GIVEN INSTRUCTION: Reproduce the listing word for word. Skip any image.

------ EXTRACTED DATA

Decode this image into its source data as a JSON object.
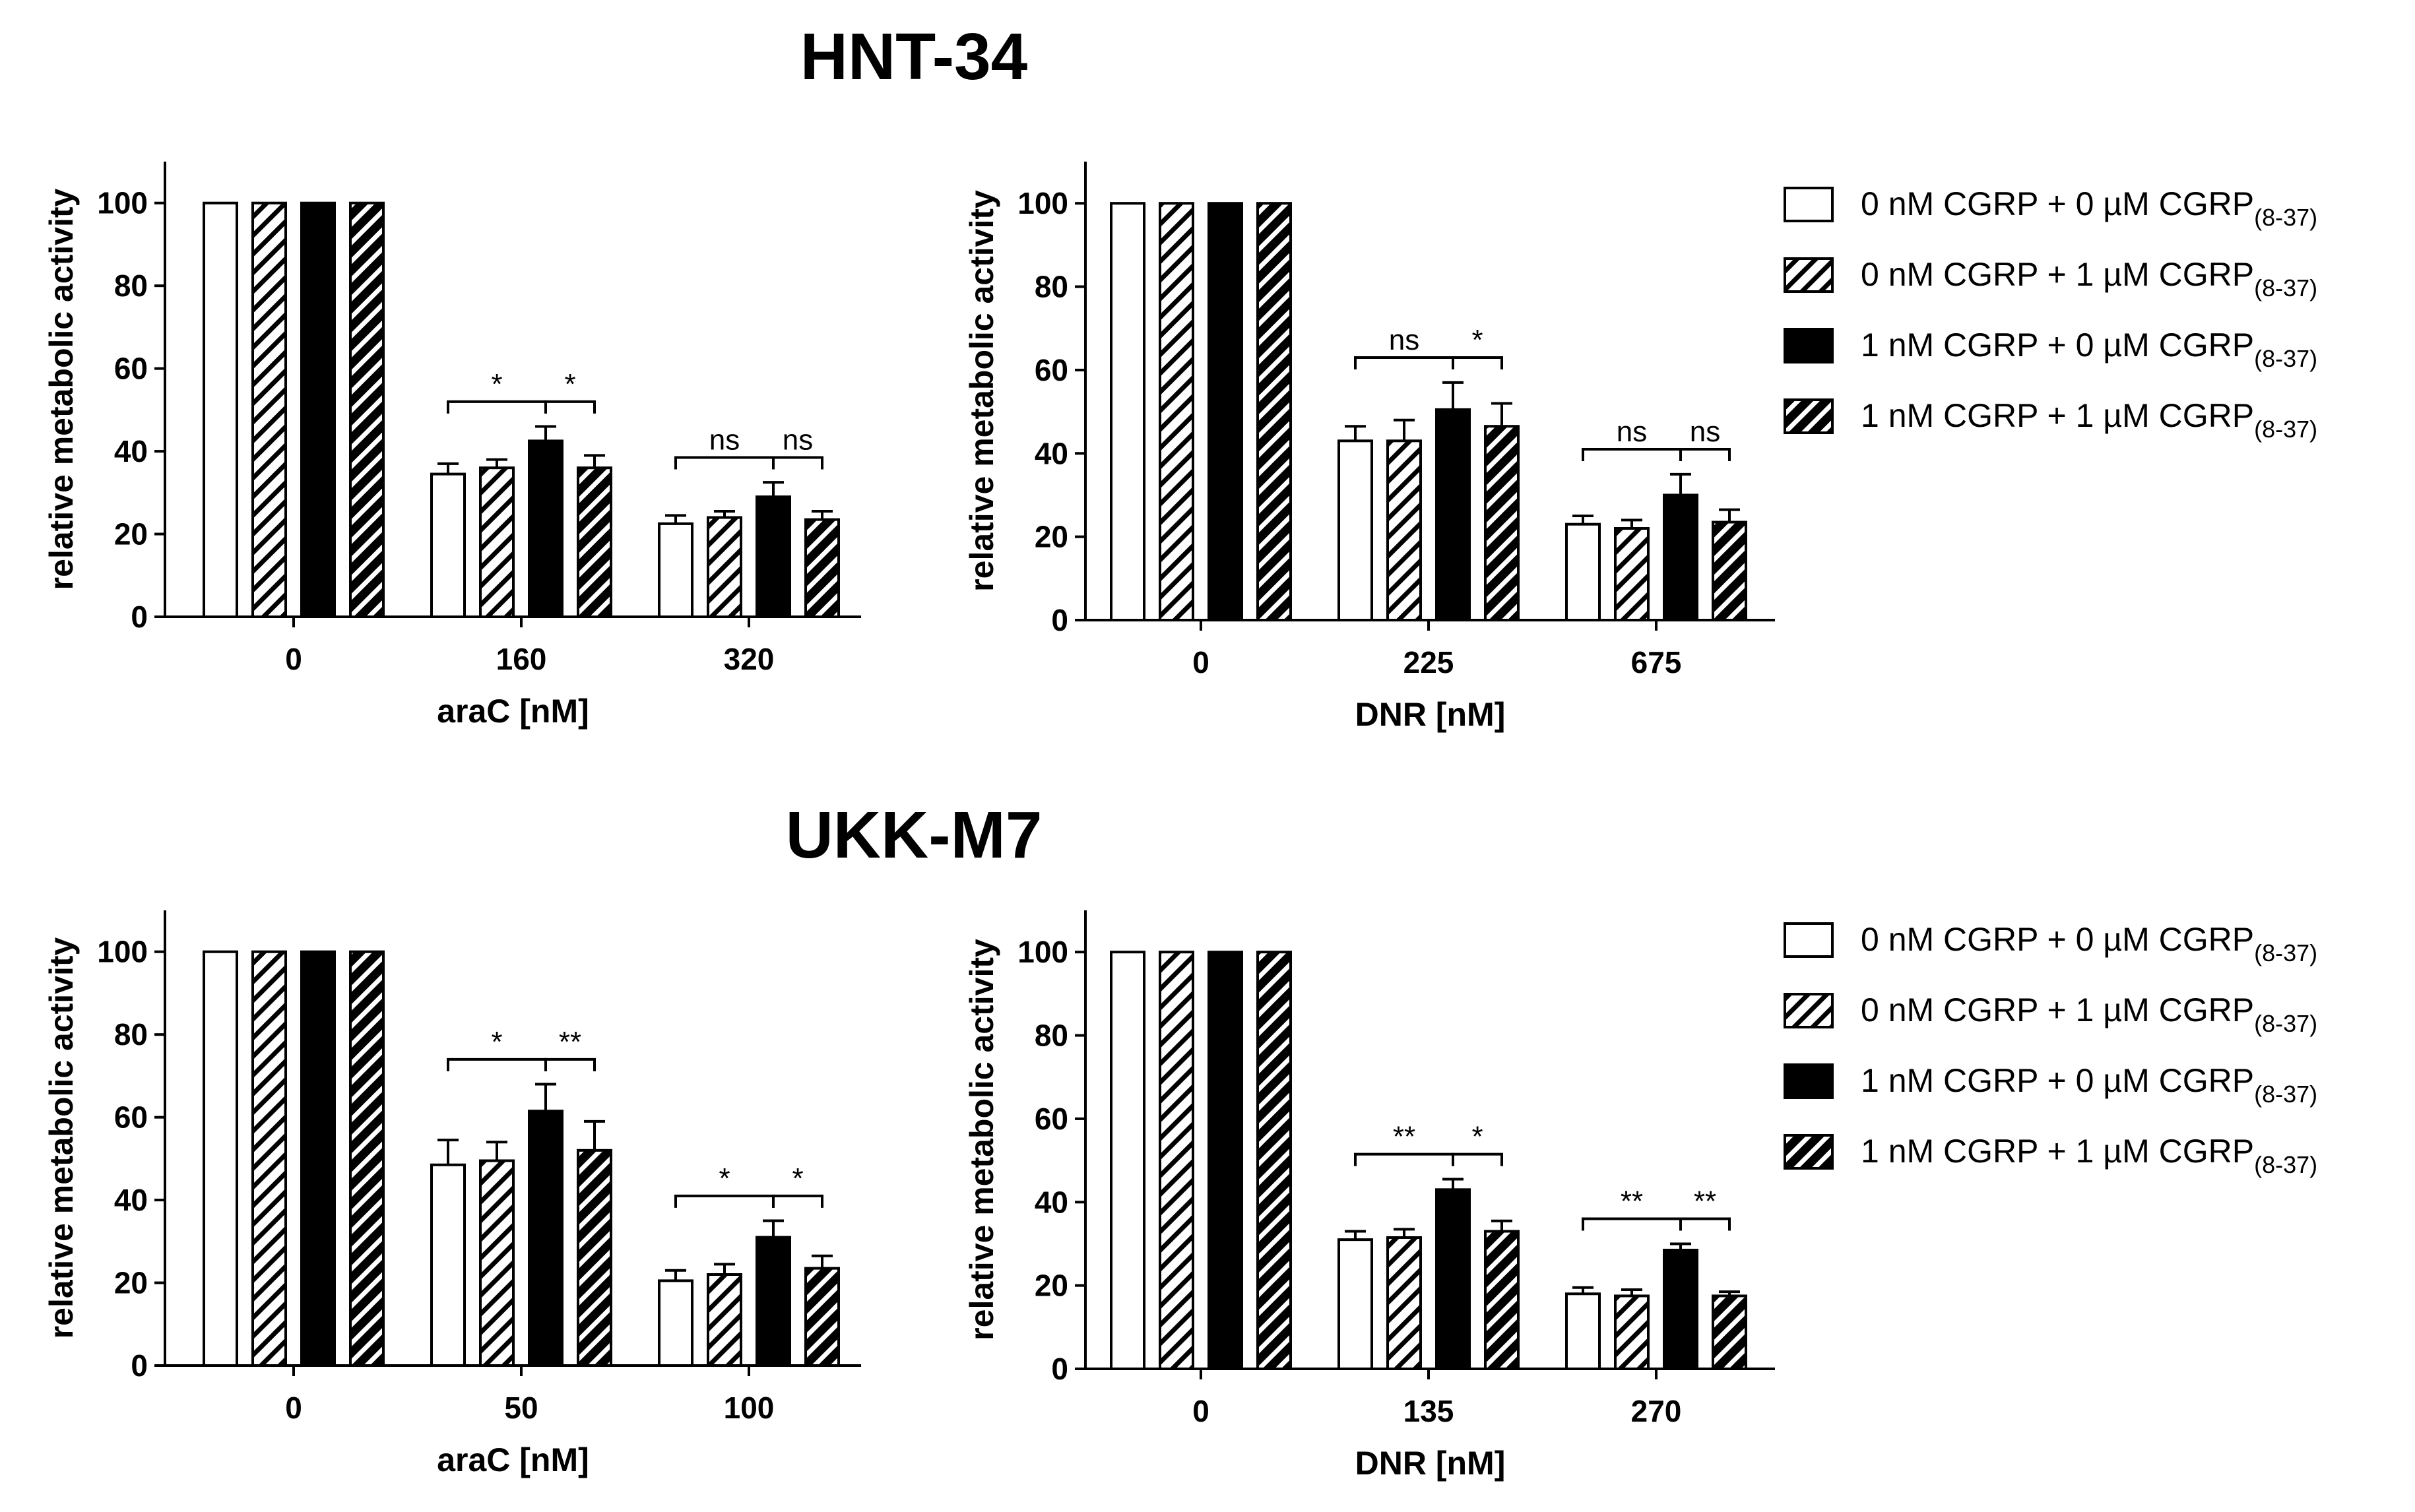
{
  "figure": {
    "titles": [
      "HNT-34",
      "UKK-M7"
    ],
    "legend": [
      {
        "text": "0 nM CGRP + 0 µM CGRP",
        "sub": "(8-37)",
        "fill": "white"
      },
      {
        "text": "0 nM CGRP + 1 µM CGRP",
        "sub": "(8-37)",
        "fill": "hatch-light"
      },
      {
        "text": "1 nM CGRP + 0 µM CGRP",
        "sub": "(8-37)",
        "fill": "black"
      },
      {
        "text": "1 nM CGRP + 1 µM CGRP",
        "sub": "(8-37)",
        "fill": "hatch-dense"
      }
    ],
    "colors": {
      "bar_edge": "#000000",
      "solid": "#000000",
      "empty": "#ffffff"
    }
  },
  "chart_data": [
    {
      "type": "bar",
      "panel": "HNT-34 araC",
      "xlabel": "araC [nM]",
      "ylabel": "relative metabolic activity",
      "ylim": [
        0,
        110
      ],
      "yticks": [
        0,
        20,
        40,
        60,
        80,
        100
      ],
      "categories": [
        "0",
        "160",
        "320"
      ],
      "series": [
        {
          "values": [
            100,
            34.5,
            22.5
          ],
          "errors": [
            0,
            2.5,
            2
          ]
        },
        {
          "values": [
            100,
            36,
            24
          ],
          "errors": [
            0,
            2,
            1.5
          ]
        },
        {
          "values": [
            100,
            42.5,
            29
          ],
          "errors": [
            0,
            3.5,
            3.5
          ]
        },
        {
          "values": [
            100,
            36,
            23.5
          ],
          "errors": [
            0,
            3,
            2
          ]
        }
      ],
      "significance": [
        {
          "group": 1,
          "from": 0,
          "to": 2,
          "label": "*"
        },
        {
          "group": 1,
          "from": 2,
          "to": 3,
          "label": "*"
        },
        {
          "group": 2,
          "from": 0,
          "to": 2,
          "label": "ns"
        },
        {
          "group": 2,
          "from": 2,
          "to": 3,
          "label": "ns"
        }
      ]
    },
    {
      "type": "bar",
      "panel": "HNT-34 DNR",
      "xlabel": "DNR [nM]",
      "ylabel": "relative metabolic activity",
      "ylim": [
        0,
        110
      ],
      "yticks": [
        0,
        20,
        40,
        60,
        80,
        100
      ],
      "categories": [
        "0",
        "225",
        "675"
      ],
      "series": [
        {
          "values": [
            100,
            43,
            23
          ],
          "errors": [
            0,
            3.5,
            2
          ]
        },
        {
          "values": [
            100,
            43,
            22
          ],
          "errors": [
            0,
            5,
            2
          ]
        },
        {
          "values": [
            100,
            50.5,
            30
          ],
          "errors": [
            0,
            6.5,
            5
          ]
        },
        {
          "values": [
            100,
            46.5,
            23.5
          ],
          "errors": [
            0,
            5.5,
            3
          ]
        }
      ],
      "significance": [
        {
          "group": 1,
          "from": 0,
          "to": 2,
          "label": "ns"
        },
        {
          "group": 1,
          "from": 2,
          "to": 3,
          "label": "*"
        },
        {
          "group": 2,
          "from": 0,
          "to": 2,
          "label": "ns"
        },
        {
          "group": 2,
          "from": 2,
          "to": 3,
          "label": "ns"
        }
      ]
    },
    {
      "type": "bar",
      "panel": "UKK-M7 araC",
      "xlabel": "araC [nM]",
      "ylabel": "relative metabolic activity",
      "ylim": [
        0,
        110
      ],
      "yticks": [
        0,
        20,
        40,
        60,
        80,
        100
      ],
      "categories": [
        "0",
        "50",
        "100"
      ],
      "series": [
        {
          "values": [
            100,
            48.5,
            20.5
          ],
          "errors": [
            0,
            6,
            2.5
          ]
        },
        {
          "values": [
            100,
            49.5,
            22
          ],
          "errors": [
            0,
            4.5,
            2.5
          ]
        },
        {
          "values": [
            100,
            61.5,
            31
          ],
          "errors": [
            0,
            6.5,
            4
          ]
        },
        {
          "values": [
            100,
            52,
            23.5
          ],
          "errors": [
            0,
            7,
            3
          ]
        }
      ],
      "significance": [
        {
          "group": 1,
          "from": 0,
          "to": 2,
          "label": "*"
        },
        {
          "group": 1,
          "from": 2,
          "to": 3,
          "label": "**"
        },
        {
          "group": 2,
          "from": 0,
          "to": 2,
          "label": "*"
        },
        {
          "group": 2,
          "from": 2,
          "to": 3,
          "label": "*"
        }
      ]
    },
    {
      "type": "bar",
      "panel": "UKK-M7 DNR",
      "xlabel": "DNR [nM]",
      "ylabel": "relative metabolic activity",
      "ylim": [
        0,
        110
      ],
      "yticks": [
        0,
        20,
        40,
        60,
        80,
        100
      ],
      "categories": [
        "0",
        "135",
        "270"
      ],
      "series": [
        {
          "values": [
            100,
            31,
            18
          ],
          "errors": [
            0,
            2,
            1.5
          ]
        },
        {
          "values": [
            100,
            31.5,
            17.5
          ],
          "errors": [
            0,
            2,
            1.5
          ]
        },
        {
          "values": [
            100,
            43,
            28.5
          ],
          "errors": [
            0,
            2.5,
            1.5
          ]
        },
        {
          "values": [
            100,
            33,
            17.5
          ],
          "errors": [
            0,
            2.5,
            1
          ]
        }
      ],
      "significance": [
        {
          "group": 1,
          "from": 0,
          "to": 2,
          "label": "**"
        },
        {
          "group": 1,
          "from": 2,
          "to": 3,
          "label": "*"
        },
        {
          "group": 2,
          "from": 0,
          "to": 2,
          "label": "**"
        },
        {
          "group": 2,
          "from": 2,
          "to": 3,
          "label": "**"
        }
      ]
    }
  ]
}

------------

WRITTEN RESPONSE:
Decode this image into its source data as a JSON object.
{
  "figure": {
    "titles": [
      "HNT-34",
      "UKK-M7"
    ],
    "legend": [
      {
        "text": "0 nM CGRP + 0 µM CGRP",
        "sub": "(8-37)",
        "fill": "white"
      },
      {
        "text": "0 nM CGRP + 1 µM CGRP",
        "sub": "(8-37)",
        "fill": "hatch-light"
      },
      {
        "text": "1 nM CGRP + 0 µM CGRP",
        "sub": "(8-37)",
        "fill": "black"
      },
      {
        "text": "1 nM CGRP + 1 µM CGRP",
        "sub": "(8-37)",
        "fill": "hatch-dense"
      }
    ],
    "colors": {
      "bar_edge": "#000000",
      "solid": "#000000",
      "empty": "#ffffff"
    }
  },
  "chart_data": [
    {
      "type": "bar",
      "panel": "HNT-34 araC",
      "xlabel": "araC [nM]",
      "ylabel": "relative metabolic activity",
      "ylim": [
        0,
        110
      ],
      "yticks": [
        0,
        20,
        40,
        60,
        80,
        100
      ],
      "categories": [
        "0",
        "160",
        "320"
      ],
      "series": [
        {
          "values": [
            100,
            34.5,
            22.5
          ],
          "errors": [
            0,
            2.5,
            2
          ]
        },
        {
          "values": [
            100,
            36,
            24
          ],
          "errors": [
            0,
            2,
            1.5
          ]
        },
        {
          "values": [
            100,
            42.5,
            29
          ],
          "errors": [
            0,
            3.5,
            3.5
          ]
        },
        {
          "values": [
            100,
            36,
            23.5
          ],
          "errors": [
            0,
            3,
            2
          ]
        }
      ],
      "significance": [
        {
          "group": 1,
          "from": 0,
          "to": 2,
          "label": "*"
        },
        {
          "group": 1,
          "from": 2,
          "to": 3,
          "label": "*"
        },
        {
          "group": 2,
          "from": 0,
          "to": 2,
          "label": "ns"
        },
        {
          "group": 2,
          "from": 2,
          "to": 3,
          "label": "ns"
        }
      ]
    },
    {
      "type": "bar",
      "panel": "HNT-34 DNR",
      "xlabel": "DNR [nM]",
      "ylabel": "relative metabolic activity",
      "ylim": [
        0,
        110
      ],
      "yticks": [
        0,
        20,
        40,
        60,
        80,
        100
      ],
      "categories": [
        "0",
        "225",
        "675"
      ],
      "series": [
        {
          "values": [
            100,
            43,
            23
          ],
          "errors": [
            0,
            3.5,
            2
          ]
        },
        {
          "values": [
            100,
            43,
            22
          ],
          "errors": [
            0,
            5,
            2
          ]
        },
        {
          "values": [
            100,
            50.5,
            30
          ],
          "errors": [
            0,
            6.5,
            5
          ]
        },
        {
          "values": [
            100,
            46.5,
            23.5
          ],
          "errors": [
            0,
            5.5,
            3
          ]
        }
      ],
      "significance": [
        {
          "group": 1,
          "from": 0,
          "to": 2,
          "label": "ns"
        },
        {
          "group": 1,
          "from": 2,
          "to": 3,
          "label": "*"
        },
        {
          "group": 2,
          "from": 0,
          "to": 2,
          "label": "ns"
        },
        {
          "group": 2,
          "from": 2,
          "to": 3,
          "label": "ns"
        }
      ]
    },
    {
      "type": "bar",
      "panel": "UKK-M7 araC",
      "xlabel": "araC [nM]",
      "ylabel": "relative metabolic activity",
      "ylim": [
        0,
        110
      ],
      "yticks": [
        0,
        20,
        40,
        60,
        80,
        100
      ],
      "categories": [
        "0",
        "50",
        "100"
      ],
      "series": [
        {
          "values": [
            100,
            48.5,
            20.5
          ],
          "errors": [
            0,
            6,
            2.5
          ]
        },
        {
          "values": [
            100,
            49.5,
            22
          ],
          "errors": [
            0,
            4.5,
            2.5
          ]
        },
        {
          "values": [
            100,
            61.5,
            31
          ],
          "errors": [
            0,
            6.5,
            4
          ]
        },
        {
          "values": [
            100,
            52,
            23.5
          ],
          "errors": [
            0,
            7,
            3
          ]
        }
      ],
      "significance": [
        {
          "group": 1,
          "from": 0,
          "to": 2,
          "label": "*"
        },
        {
          "group": 1,
          "from": 2,
          "to": 3,
          "label": "**"
        },
        {
          "group": 2,
          "from": 0,
          "to": 2,
          "label": "*"
        },
        {
          "group": 2,
          "from": 2,
          "to": 3,
          "label": "*"
        }
      ]
    },
    {
      "type": "bar",
      "panel": "UKK-M7 DNR",
      "xlabel": "DNR [nM]",
      "ylabel": "relative metabolic activity",
      "ylim": [
        0,
        110
      ],
      "yticks": [
        0,
        20,
        40,
        60,
        80,
        100
      ],
      "categories": [
        "0",
        "135",
        "270"
      ],
      "series": [
        {
          "values": [
            100,
            31,
            18
          ],
          "errors": [
            0,
            2,
            1.5
          ]
        },
        {
          "values": [
            100,
            31.5,
            17.5
          ],
          "errors": [
            0,
            2,
            1.5
          ]
        },
        {
          "values": [
            100,
            43,
            28.5
          ],
          "errors": [
            0,
            2.5,
            1.5
          ]
        },
        {
          "values": [
            100,
            33,
            17.5
          ],
          "errors": [
            0,
            2.5,
            1
          ]
        }
      ],
      "significance": [
        {
          "group": 1,
          "from": 0,
          "to": 2,
          "label": "**"
        },
        {
          "group": 1,
          "from": 2,
          "to": 3,
          "label": "*"
        },
        {
          "group": 2,
          "from": 0,
          "to": 2,
          "label": "**"
        },
        {
          "group": 2,
          "from": 2,
          "to": 3,
          "label": "**"
        }
      ]
    }
  ]
}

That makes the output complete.